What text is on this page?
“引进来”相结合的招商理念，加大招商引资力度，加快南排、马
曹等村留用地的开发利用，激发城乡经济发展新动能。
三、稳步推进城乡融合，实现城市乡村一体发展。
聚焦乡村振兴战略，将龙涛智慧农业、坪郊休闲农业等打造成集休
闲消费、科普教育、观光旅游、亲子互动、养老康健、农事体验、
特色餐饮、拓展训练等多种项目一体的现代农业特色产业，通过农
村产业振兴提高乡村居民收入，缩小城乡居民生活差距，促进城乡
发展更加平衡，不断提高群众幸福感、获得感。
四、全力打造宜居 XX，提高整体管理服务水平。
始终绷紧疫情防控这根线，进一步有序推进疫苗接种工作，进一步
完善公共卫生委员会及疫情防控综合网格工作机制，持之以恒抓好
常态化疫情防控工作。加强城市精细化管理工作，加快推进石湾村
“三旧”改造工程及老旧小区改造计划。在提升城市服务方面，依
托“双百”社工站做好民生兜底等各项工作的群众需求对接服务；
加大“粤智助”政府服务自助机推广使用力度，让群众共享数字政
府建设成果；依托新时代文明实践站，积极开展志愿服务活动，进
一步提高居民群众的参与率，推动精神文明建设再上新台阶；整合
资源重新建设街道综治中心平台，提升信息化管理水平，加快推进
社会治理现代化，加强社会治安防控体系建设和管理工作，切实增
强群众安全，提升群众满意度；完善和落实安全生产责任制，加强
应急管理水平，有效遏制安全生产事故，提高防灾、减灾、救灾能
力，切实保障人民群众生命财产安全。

▶ **THE REQUEST**: Extract the complete data, matching each line exactly.

▶ **SOLUTION BELOW**:
What text is on this page?
“引进来”相结合的招商理念，加大招商引资力度，加快南排、马
曹等村留用地的开发利用，激发城乡经济发展新动能。
三、稳步推进城乡融合，实现城市乡村一体发展。
聚焦乡村振兴战略，将龙涛智慧农业、坪郊休闲农业等打造成集休
闲消费、科普教育、观光旅游、亲子互动、养老康健、农事体验、
特色餐饮、拓展训练等多种项目一体的现代农业特色产业，通过农
村产业振兴提高乡村居民收入，缩小城乡居民生活差距，促进城乡
发展更加平衡，不断提高群众幸福感、获得感。
四、全力打造宜居 XX，提高整体管理服务水平。
始终绷紧疫情防控这根线，进一步有序推进疫苗接种工作，进一步
完善公共卫生委员会及疫情防控综合网格工作机制，持之以恒抓好
常态化疫情防控工作。加强城市精细化管理工作，加快推进石湾村
“三旧”改造工程及老旧小区改造计划。在提升城市服务方面，依
托“双百”社工站做好民生兜底等各项工作的群众需求对接服务；
加大“粤智助”政府服务自助机推广使用力度，让群众共享数字政
府建设成果；依托新时代文明实践站，积极开展志愿服务活动，进
一步提高居民群众的参与率，推动精神文明建设再上新台阶；整合
资源重新建设街道综治中心平台，提升信息化管理水平，加快推进
社会治理现代化，加强社会治安防控体系建设和管理工作，切实增
强群众安全，提升群众满意度；完善和落实安全生产责任制，加强
应急管理水平，有效遏制安全生产事故，提高防灾、减灾、救灾能
力，切实保障人民群众生命财产安全。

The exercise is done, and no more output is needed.